[DATA ROWS]
START
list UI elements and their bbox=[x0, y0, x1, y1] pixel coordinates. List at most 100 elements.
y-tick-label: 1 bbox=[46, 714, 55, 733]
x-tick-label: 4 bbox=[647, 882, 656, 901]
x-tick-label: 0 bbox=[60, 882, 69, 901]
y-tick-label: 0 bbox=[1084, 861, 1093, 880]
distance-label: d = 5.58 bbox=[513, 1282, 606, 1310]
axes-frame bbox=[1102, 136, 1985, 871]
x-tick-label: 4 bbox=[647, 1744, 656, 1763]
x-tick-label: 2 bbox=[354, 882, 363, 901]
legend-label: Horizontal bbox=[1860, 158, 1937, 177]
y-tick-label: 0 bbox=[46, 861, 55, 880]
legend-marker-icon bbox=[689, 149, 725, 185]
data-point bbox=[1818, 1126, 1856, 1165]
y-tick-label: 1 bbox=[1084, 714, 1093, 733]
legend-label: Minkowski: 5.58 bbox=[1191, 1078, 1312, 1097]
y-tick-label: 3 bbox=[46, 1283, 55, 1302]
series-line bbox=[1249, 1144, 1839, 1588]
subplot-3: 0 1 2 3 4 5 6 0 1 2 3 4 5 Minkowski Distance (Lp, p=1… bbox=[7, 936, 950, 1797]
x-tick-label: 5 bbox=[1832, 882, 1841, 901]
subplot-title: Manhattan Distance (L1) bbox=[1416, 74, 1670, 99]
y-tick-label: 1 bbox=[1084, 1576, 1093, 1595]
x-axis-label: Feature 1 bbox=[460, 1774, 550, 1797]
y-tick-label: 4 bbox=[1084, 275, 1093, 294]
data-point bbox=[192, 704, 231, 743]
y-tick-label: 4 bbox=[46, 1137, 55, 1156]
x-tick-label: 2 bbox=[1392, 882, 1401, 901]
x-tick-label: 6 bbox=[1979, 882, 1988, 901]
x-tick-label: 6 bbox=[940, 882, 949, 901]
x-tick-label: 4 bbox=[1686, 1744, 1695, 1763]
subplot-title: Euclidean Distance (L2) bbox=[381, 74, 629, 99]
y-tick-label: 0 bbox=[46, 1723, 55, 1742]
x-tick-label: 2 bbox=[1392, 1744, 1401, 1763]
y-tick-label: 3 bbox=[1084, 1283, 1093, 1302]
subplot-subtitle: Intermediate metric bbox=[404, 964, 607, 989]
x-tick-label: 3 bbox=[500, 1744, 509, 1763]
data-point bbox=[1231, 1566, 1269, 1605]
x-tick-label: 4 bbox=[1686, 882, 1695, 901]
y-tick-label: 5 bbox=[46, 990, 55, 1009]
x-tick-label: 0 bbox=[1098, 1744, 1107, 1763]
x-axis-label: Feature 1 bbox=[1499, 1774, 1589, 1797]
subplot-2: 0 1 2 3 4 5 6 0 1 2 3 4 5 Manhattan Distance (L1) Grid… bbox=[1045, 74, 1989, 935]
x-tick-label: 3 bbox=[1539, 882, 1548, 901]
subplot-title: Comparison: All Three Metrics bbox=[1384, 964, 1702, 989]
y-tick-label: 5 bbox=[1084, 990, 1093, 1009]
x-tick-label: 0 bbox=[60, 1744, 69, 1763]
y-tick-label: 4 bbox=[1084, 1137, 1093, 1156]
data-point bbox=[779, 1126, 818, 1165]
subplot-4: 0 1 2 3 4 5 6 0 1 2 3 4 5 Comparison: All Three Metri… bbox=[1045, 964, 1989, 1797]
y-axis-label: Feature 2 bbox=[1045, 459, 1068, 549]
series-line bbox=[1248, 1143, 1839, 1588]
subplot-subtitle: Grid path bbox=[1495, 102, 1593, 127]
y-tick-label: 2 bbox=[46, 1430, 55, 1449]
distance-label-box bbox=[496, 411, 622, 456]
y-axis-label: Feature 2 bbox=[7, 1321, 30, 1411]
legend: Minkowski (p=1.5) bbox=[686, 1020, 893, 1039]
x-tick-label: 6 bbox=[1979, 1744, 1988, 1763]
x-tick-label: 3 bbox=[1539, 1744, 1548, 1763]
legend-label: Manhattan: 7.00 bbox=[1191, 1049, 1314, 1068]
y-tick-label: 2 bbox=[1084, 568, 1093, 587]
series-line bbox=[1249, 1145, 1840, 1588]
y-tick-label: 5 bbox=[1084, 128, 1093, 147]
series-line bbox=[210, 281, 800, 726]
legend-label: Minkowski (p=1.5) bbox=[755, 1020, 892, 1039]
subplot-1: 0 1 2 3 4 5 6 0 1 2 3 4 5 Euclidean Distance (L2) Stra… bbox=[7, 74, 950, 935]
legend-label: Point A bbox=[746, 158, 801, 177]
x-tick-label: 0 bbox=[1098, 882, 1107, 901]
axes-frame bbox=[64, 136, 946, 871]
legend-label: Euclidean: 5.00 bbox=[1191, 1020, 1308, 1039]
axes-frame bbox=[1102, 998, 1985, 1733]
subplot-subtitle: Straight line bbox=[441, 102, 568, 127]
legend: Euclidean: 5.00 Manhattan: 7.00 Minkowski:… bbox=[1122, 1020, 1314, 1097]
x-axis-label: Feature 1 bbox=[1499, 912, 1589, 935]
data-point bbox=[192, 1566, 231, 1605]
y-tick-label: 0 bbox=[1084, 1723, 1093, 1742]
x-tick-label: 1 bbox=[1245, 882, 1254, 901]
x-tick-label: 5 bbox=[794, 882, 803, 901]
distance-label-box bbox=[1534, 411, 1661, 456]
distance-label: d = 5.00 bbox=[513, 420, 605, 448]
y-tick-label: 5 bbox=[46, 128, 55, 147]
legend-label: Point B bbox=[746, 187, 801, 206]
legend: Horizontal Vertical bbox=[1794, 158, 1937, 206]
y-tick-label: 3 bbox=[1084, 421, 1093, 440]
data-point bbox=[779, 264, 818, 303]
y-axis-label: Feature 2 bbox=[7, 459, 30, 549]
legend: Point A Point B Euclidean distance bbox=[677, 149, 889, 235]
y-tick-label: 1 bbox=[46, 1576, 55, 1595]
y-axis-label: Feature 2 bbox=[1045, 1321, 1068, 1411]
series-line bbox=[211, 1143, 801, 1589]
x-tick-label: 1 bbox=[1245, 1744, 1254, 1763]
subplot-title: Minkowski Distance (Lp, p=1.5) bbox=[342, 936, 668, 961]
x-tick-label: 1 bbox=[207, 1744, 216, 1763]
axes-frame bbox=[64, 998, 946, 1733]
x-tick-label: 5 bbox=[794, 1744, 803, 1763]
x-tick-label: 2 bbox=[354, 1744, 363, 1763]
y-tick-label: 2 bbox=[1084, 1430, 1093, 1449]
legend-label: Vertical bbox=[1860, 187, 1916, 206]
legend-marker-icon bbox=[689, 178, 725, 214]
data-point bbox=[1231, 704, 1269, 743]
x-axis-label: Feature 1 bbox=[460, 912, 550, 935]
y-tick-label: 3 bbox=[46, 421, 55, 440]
END
[EXERCISE]
Switch "x-tick-label" to "horizontal-tick-label" in the lines from the start of the records through the line holding "legend-label: Horizontal bbox=[1860, 158, 1937, 177]", both included, and return only those lines with everything else unchanged.

[SOLUTION TO THE EXERCISE]
list UI elements and their bbox=[x0, y0, x1, y1] pixel coordinates. List at most 100 elements.
y-tick-label: 1 bbox=[46, 714, 55, 733]
horizontal-tick-label: 4 bbox=[647, 882, 656, 901]
horizontal-tick-label: 0 bbox=[60, 882, 69, 901]
y-tick-label: 0 bbox=[1084, 861, 1093, 880]
distance-label: d = 5.58 bbox=[513, 1282, 606, 1310]
axes-frame bbox=[1102, 136, 1985, 871]
horizontal-tick-label: 4 bbox=[647, 1744, 656, 1763]
horizontal-tick-label: 2 bbox=[354, 882, 363, 901]
legend-label: Horizontal bbox=[1860, 158, 1937, 177]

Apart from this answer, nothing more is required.